◆ Exercise prompt ◆
Isolate every line in the records below with "followed" in it.

◆ Record set ◆
## BEGIN
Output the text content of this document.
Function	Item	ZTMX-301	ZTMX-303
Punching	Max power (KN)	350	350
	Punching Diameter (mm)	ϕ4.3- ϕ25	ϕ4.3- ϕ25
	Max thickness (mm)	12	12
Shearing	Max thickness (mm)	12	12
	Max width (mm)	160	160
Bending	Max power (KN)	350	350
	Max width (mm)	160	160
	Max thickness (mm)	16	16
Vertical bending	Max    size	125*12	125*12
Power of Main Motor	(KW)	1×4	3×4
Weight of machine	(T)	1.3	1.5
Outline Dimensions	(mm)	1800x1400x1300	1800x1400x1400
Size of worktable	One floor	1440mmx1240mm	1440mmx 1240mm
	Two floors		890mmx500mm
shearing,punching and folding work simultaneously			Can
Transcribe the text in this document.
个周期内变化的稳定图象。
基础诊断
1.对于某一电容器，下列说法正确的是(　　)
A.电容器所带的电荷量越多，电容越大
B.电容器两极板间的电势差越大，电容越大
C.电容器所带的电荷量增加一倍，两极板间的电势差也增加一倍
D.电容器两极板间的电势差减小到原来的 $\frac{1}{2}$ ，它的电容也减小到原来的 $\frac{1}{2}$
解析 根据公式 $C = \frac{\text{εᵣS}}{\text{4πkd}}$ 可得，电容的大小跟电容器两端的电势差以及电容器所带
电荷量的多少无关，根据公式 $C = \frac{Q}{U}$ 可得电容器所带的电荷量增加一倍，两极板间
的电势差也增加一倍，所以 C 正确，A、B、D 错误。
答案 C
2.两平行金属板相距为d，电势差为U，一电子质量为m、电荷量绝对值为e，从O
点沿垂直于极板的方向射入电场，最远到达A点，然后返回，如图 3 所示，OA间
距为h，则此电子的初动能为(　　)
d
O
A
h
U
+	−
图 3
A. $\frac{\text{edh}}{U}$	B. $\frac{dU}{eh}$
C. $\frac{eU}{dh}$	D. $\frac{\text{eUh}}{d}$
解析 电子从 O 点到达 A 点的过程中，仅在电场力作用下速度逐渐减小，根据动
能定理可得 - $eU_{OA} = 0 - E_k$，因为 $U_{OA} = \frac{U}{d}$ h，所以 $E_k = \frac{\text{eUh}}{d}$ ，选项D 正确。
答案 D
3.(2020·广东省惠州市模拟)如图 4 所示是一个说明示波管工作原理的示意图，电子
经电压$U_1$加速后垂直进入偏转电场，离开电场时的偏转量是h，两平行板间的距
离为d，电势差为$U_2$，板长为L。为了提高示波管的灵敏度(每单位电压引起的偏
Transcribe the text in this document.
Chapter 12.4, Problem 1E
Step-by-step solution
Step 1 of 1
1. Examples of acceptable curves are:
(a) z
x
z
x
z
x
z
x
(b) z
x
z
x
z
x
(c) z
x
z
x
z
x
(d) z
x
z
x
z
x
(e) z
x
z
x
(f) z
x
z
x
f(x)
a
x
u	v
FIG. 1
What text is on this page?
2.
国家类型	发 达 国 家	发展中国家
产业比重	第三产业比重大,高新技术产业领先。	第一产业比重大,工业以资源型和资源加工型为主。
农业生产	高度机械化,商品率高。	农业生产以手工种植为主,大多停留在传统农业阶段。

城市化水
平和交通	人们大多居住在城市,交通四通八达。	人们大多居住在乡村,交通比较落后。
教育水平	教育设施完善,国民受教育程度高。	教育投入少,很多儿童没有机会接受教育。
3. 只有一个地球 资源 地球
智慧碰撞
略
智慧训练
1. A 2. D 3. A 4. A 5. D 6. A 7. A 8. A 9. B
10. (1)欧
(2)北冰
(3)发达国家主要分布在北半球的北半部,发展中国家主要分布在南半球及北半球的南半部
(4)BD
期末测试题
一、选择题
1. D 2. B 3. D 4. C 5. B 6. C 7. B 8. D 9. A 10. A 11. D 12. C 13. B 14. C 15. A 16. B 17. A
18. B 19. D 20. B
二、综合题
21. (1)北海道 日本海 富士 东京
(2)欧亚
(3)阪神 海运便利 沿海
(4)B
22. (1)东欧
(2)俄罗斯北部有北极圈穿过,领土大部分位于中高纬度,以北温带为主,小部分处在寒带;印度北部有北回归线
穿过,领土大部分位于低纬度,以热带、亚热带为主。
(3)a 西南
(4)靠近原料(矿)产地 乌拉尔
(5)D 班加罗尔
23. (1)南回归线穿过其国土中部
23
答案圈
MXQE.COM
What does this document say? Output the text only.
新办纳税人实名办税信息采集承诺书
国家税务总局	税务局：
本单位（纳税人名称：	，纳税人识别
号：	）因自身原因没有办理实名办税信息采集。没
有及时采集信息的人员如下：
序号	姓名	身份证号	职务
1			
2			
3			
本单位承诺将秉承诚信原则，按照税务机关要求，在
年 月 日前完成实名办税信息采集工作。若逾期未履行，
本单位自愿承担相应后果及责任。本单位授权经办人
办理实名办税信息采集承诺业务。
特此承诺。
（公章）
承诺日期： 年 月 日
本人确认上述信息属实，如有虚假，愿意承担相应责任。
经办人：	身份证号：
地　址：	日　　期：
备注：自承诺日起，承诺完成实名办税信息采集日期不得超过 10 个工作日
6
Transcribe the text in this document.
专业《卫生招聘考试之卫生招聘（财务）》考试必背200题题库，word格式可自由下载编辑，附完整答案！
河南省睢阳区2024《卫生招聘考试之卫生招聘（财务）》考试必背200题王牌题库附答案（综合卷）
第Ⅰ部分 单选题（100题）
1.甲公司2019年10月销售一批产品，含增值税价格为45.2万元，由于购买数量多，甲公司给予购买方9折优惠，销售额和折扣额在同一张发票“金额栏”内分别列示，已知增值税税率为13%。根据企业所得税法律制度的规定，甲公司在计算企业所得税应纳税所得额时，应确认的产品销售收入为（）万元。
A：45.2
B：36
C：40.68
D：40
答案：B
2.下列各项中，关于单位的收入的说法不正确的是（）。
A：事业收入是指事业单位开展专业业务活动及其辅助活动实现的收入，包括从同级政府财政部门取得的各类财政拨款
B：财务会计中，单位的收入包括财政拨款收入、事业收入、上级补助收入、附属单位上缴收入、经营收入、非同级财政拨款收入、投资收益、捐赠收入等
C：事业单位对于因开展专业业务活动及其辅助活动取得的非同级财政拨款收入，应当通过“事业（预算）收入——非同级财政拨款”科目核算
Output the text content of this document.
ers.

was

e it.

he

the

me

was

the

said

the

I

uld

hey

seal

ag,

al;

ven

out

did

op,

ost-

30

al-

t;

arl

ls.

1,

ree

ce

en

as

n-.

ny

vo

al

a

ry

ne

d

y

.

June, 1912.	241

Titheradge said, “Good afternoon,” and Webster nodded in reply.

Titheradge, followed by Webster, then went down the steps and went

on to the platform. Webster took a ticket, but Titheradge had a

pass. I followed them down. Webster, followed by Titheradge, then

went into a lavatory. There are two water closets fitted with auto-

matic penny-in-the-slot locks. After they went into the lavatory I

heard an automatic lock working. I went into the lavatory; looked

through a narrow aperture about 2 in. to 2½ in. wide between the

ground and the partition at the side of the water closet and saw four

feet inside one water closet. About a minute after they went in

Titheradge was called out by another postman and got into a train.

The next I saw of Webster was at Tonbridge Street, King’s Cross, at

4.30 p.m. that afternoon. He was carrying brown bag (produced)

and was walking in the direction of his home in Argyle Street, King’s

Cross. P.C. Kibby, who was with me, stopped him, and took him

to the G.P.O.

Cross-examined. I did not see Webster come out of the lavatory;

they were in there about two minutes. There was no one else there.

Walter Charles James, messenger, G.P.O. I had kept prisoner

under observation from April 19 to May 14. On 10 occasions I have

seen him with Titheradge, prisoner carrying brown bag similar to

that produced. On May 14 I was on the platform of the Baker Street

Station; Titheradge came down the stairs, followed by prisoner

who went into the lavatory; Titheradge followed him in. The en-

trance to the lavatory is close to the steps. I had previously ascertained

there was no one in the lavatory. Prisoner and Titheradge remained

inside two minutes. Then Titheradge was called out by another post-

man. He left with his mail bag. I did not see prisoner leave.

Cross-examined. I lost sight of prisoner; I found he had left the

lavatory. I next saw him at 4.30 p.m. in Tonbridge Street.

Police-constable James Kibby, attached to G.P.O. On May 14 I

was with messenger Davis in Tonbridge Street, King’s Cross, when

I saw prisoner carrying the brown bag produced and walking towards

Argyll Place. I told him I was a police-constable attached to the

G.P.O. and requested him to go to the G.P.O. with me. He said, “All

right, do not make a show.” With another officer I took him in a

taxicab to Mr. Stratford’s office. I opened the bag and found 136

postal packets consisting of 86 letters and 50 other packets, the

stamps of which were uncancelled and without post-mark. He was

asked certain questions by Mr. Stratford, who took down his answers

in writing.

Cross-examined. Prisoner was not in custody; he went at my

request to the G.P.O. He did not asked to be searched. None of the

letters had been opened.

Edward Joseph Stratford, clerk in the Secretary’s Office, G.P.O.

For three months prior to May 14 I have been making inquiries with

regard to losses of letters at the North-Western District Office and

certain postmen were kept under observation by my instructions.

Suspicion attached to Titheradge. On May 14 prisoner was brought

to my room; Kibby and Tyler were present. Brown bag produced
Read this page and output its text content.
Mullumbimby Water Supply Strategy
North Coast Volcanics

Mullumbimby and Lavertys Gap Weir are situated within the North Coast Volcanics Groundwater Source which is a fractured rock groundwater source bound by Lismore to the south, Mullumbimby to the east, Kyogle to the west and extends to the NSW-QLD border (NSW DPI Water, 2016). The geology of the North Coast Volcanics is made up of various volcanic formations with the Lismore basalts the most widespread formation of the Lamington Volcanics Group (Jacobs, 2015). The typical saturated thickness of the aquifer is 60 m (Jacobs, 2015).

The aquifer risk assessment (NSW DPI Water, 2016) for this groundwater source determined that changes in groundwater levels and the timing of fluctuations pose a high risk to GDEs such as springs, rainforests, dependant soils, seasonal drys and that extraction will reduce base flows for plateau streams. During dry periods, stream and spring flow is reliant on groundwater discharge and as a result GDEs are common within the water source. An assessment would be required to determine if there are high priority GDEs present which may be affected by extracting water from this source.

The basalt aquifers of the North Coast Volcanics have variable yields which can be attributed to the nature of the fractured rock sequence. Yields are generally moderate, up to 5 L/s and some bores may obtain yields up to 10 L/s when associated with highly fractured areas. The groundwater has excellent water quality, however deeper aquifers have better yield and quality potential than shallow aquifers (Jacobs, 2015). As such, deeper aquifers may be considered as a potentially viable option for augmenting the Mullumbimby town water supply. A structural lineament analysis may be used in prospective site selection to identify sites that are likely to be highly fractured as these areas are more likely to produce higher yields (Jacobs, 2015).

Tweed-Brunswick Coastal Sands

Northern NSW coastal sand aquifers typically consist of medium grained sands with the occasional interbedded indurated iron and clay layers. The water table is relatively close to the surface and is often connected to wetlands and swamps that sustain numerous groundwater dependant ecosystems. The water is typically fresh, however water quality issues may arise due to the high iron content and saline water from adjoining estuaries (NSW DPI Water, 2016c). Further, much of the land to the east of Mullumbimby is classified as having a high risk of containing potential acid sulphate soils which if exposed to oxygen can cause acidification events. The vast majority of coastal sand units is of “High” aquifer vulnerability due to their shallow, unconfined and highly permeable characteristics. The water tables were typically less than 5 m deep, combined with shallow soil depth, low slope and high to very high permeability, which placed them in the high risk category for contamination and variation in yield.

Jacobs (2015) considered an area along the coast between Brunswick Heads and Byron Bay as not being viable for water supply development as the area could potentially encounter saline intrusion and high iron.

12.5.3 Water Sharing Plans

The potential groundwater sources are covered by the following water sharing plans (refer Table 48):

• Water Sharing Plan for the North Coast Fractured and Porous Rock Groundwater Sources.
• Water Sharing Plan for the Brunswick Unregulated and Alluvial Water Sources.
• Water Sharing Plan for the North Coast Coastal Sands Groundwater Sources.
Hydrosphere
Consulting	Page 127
## END
◆ Response to this task ◆
Titheradge, followed by Webster, then went down the steps and went
pass. I followed them down. Webster, followed by Titheradge, then
Station; Titheradge came down the stairs, followed by prisoner
who went into the lavatory; Titheradge followed him in. The en-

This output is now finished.